Exercise material:
══════

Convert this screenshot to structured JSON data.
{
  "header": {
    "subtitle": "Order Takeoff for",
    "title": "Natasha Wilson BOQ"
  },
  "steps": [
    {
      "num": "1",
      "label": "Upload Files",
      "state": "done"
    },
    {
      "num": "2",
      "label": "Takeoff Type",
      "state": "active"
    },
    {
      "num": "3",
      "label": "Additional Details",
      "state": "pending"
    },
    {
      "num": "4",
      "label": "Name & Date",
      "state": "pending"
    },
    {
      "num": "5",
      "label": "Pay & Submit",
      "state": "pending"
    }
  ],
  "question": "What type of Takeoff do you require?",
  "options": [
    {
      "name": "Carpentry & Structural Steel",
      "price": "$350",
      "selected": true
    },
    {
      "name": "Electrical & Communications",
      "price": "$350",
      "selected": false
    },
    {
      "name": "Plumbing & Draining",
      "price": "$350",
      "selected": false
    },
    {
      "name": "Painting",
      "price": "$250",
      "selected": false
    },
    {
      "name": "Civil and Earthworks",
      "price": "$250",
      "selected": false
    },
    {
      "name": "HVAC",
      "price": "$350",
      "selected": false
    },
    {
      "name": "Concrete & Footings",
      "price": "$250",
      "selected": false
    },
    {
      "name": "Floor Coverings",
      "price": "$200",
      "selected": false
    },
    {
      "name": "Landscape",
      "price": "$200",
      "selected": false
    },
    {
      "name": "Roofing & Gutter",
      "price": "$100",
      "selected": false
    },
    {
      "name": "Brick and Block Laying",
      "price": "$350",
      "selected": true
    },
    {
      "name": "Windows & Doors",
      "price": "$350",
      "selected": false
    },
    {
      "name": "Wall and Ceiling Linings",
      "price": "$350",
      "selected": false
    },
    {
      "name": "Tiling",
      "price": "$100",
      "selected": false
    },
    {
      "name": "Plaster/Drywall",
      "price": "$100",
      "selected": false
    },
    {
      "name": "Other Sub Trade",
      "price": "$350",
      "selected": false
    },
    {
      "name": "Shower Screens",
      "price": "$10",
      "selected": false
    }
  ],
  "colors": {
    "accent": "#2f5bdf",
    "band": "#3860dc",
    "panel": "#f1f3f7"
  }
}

══════

Instructions for the task: Go through the material above line by line and copy it exactly.

Response below:
Convert this screenshot to structured JSON data.
{
  "header": {
    "subtitle": "Order Takeoff for",
    "title": "Natasha Wilson BOQ"
  },
  "steps": [
    {
      "num": "1",
      "label": "Upload Files",
      "state": "done"
    },
    {
      "num": "2",
      "label": "Takeoff Type",
      "state": "active"
    },
    {
      "num": "3",
      "label": "Additional Details",
      "state": "pending"
    },
    {
      "num": "4",
      "label": "Name & Date",
      "state": "pending"
    },
    {
      "num": "5",
      "label": "Pay & Submit",
      "state": "pending"
    }
  ],
  "question": "What type of Takeoff do you require?",
  "options": [
    {
      "name": "Carpentry & Structural Steel",
      "price": "$350",
      "selected": true
    },
    {
      "name": "Electrical & Communications",
      "price": "$350",
      "selected": false
    },
    {
      "name": "Plumbing & Draining",
      "price": "$350",
      "selected": false
    },
    {
      "name": "Painting",
      "price": "$250",
      "selected": false
    },
    {
      "name": "Civil and Earthworks",
      "price": "$250",
      "selected": false
    },
    {
      "name": "HVAC",
      "price": "$350",
      "selected": false
    },
    {
      "name": "Concrete & Footings",
      "price": "$250",
      "selected": false
    },
    {
      "name": "Floor Coverings",
      "price": "$200",
      "selected": false
    },
    {
      "name": "Landscape",
      "price": "$200",
      "selected": false
    },
    {
      "name": "Roofing & Gutter",
      "price": "$100",
      "selected": false
    },
    {
      "name": "Brick and Block Laying",
      "price": "$350",
      "selected": true
    },
    {
      "name": "Windows & Doors",
      "price": "$350",
      "selected": false
    },
    {
      "name": "Wall and Ceiling Linings",
      "price": "$350",
      "selected": false
    },
    {
      "name": "Tiling",
      "price": "$100",
      "selected": false
    },
    {
      "name": "Plaster/Drywall",
      "price": "$100",
      "selected": false
    },
    {
      "name": "Other Sub Trade",
      "price": "$350",
      "selected": false
    },
    {
      "name": "Shower Screens",
      "price": "$10",
      "selected": false
    }
  ],
  "colors": {
    "accent": "#2f5bdf",
    "band": "#3860dc",
    "panel": "#f1f3f7"
  }
}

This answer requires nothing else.